__Short problem__. Skip the pictures and quote all of the lines exactly.

Figure data in JSON:
____________________

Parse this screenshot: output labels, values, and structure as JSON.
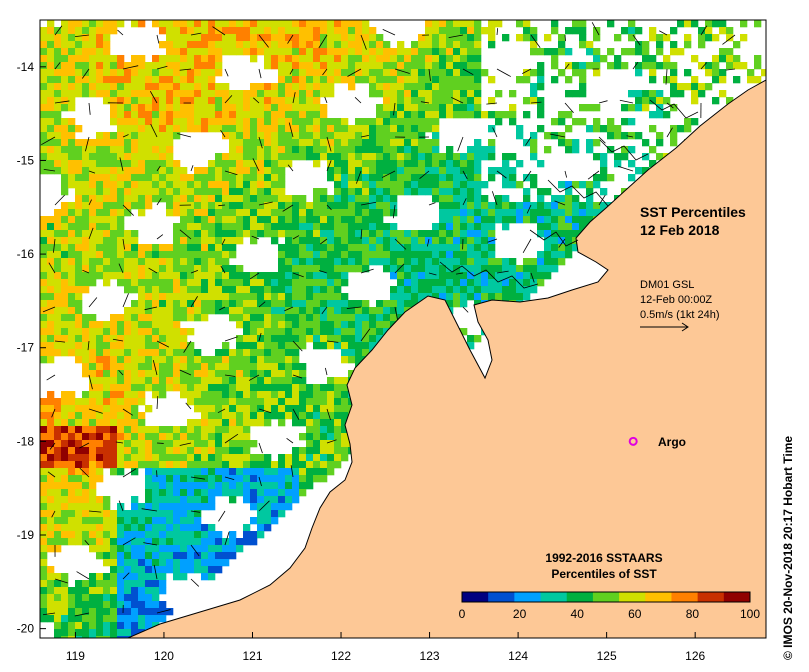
{
  "map": {
    "title_line1": "SST Percentiles",
    "title_line2": "12 Feb 2018",
    "x_ticks": [
      "119",
      "120",
      "121",
      "122",
      "123",
      "124",
      "125",
      "126"
    ],
    "y_ticks": [
      "-14",
      "-15",
      "-16",
      "-17",
      "-18",
      "-19",
      "-20"
    ],
    "lon_range": [
      118.6,
      126.8
    ],
    "lat_range": [
      -20.1,
      -13.5
    ],
    "current_info_line1": "DM01 GSL",
    "current_info_line2": "12-Feb 00:00Z",
    "current_info_line3": "0.5m/s (1kt 24h)",
    "argo_label": "Argo",
    "argo_position": {
      "lon": 125.3,
      "lat": -18.0
    },
    "colorbar_title_line1": "1992-2016 SSTAARS",
    "colorbar_title_line2": "Percentiles of SST",
    "colorbar_ticks": [
      "0",
      "20",
      "40",
      "60",
      "80",
      "100"
    ],
    "colorbar_colors": [
      "#000080",
      "#0050d0",
      "#00a0ff",
      "#00c8a0",
      "#00b040",
      "#60d020",
      "#d0e000",
      "#ffc000",
      "#ff8000",
      "#c83000",
      "#900000"
    ],
    "copyright": "© IMOS 20-Nov-2018 20:17 Hobart Time",
    "land_color": "#fdc896",
    "argo_color": "#e000e0"
  }
}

____________________

__Task output__.
Parse this screenshot: output labels, values, and structure as JSON.
{
  "map": {
    "title_line1": "SST Percentiles",
    "title_line2": "12 Feb 2018",
    "x_ticks": [
      "119",
      "120",
      "121",
      "122",
      "123",
      "124",
      "125",
      "126"
    ],
    "y_ticks": [
      "-14",
      "-15",
      "-16",
      "-17",
      "-18",
      "-19",
      "-20"
    ],
    "lon_range": [
      118.6,
      126.8
    ],
    "lat_range": [
      -20.1,
      -13.5
    ],
    "current_info_line1": "DM01 GSL",
    "current_info_line2": "12-Feb 00:00Z",
    "current_info_line3": "0.5m/s (1kt 24h)",
    "argo_label": "Argo",
    "argo_position": {
      "lon": 125.3,
      "lat": -18.0
    },
    "colorbar_title_line1": "1992-2016 SSTAARS",
    "colorbar_title_line2": "Percentiles of SST",
    "colorbar_ticks": [
      "0",
      "20",
      "40",
      "60",
      "80",
      "100"
    ],
    "colorbar_colors": [
      "#000080",
      "#0050d0",
      "#00a0ff",
      "#00c8a0",
      "#00b040",
      "#60d020",
      "#d0e000",
      "#ffc000",
      "#ff8000",
      "#c83000",
      "#900000"
    ],
    "copyright": "© IMOS 20-Nov-2018 20:17 Hobart Time",
    "land_color": "#fdc896",
    "argo_color": "#e000e0"
  }
}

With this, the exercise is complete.